§ Problem statement
Comb the records below for the string "this" and copy each line where it turns up.

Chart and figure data
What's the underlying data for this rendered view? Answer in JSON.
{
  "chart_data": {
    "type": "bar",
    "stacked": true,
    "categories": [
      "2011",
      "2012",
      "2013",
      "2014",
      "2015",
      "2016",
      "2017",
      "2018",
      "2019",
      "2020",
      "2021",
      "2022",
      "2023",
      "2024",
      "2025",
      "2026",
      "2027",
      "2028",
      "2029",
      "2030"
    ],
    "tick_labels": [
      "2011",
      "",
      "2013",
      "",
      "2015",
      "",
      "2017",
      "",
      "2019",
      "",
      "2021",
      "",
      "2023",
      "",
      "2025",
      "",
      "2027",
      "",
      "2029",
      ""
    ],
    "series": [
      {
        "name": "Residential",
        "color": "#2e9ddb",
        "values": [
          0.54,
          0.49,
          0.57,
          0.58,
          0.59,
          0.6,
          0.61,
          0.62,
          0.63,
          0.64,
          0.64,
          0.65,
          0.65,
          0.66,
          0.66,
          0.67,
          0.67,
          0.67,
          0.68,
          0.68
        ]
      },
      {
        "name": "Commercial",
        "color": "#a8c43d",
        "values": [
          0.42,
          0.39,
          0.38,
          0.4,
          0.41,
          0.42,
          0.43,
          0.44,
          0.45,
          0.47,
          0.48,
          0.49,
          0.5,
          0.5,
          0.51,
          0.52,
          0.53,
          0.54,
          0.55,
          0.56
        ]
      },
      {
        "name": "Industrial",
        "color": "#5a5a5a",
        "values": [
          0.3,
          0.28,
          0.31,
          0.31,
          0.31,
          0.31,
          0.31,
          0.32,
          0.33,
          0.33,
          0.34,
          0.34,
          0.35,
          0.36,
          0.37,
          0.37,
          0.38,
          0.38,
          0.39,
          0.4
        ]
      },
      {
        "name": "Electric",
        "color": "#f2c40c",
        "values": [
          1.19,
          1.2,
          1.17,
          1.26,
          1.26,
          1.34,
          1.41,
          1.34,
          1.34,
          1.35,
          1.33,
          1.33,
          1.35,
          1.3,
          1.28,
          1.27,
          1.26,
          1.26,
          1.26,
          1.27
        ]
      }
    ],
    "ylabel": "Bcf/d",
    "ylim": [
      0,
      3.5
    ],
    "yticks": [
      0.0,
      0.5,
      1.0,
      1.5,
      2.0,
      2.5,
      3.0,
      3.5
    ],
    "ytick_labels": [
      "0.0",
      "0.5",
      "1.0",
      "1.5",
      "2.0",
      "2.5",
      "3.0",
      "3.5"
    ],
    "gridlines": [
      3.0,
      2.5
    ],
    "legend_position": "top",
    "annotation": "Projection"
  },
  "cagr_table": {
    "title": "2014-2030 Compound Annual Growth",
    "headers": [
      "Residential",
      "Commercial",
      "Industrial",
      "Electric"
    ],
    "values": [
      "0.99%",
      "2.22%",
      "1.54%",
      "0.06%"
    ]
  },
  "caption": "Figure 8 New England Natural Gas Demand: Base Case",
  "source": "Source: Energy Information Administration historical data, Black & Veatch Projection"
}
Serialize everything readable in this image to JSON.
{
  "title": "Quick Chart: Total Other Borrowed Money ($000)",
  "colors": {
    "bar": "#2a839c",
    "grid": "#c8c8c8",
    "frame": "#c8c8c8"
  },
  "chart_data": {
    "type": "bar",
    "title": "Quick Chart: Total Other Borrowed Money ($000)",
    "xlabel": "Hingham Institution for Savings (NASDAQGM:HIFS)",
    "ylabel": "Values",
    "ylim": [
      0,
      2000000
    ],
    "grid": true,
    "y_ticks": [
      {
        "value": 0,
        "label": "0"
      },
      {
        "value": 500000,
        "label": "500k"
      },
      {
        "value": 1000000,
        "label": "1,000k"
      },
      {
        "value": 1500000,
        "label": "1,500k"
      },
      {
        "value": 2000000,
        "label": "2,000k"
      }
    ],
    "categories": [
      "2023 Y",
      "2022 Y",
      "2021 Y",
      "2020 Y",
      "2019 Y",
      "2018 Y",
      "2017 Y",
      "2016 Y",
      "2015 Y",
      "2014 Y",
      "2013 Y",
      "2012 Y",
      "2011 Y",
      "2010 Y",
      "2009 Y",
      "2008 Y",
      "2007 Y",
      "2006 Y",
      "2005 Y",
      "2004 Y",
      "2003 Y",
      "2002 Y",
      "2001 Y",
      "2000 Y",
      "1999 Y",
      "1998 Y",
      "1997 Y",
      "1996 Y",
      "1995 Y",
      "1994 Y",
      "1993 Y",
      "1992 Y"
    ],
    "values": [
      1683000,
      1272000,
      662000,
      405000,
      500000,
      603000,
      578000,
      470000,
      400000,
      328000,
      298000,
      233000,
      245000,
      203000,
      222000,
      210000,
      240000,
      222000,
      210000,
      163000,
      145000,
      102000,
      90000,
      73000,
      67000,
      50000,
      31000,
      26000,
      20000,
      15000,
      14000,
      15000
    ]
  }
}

§ Exercise solution
What's the underlying data for this rendered view? Answer in JSON.
Serialize everything readable in this image to JSON.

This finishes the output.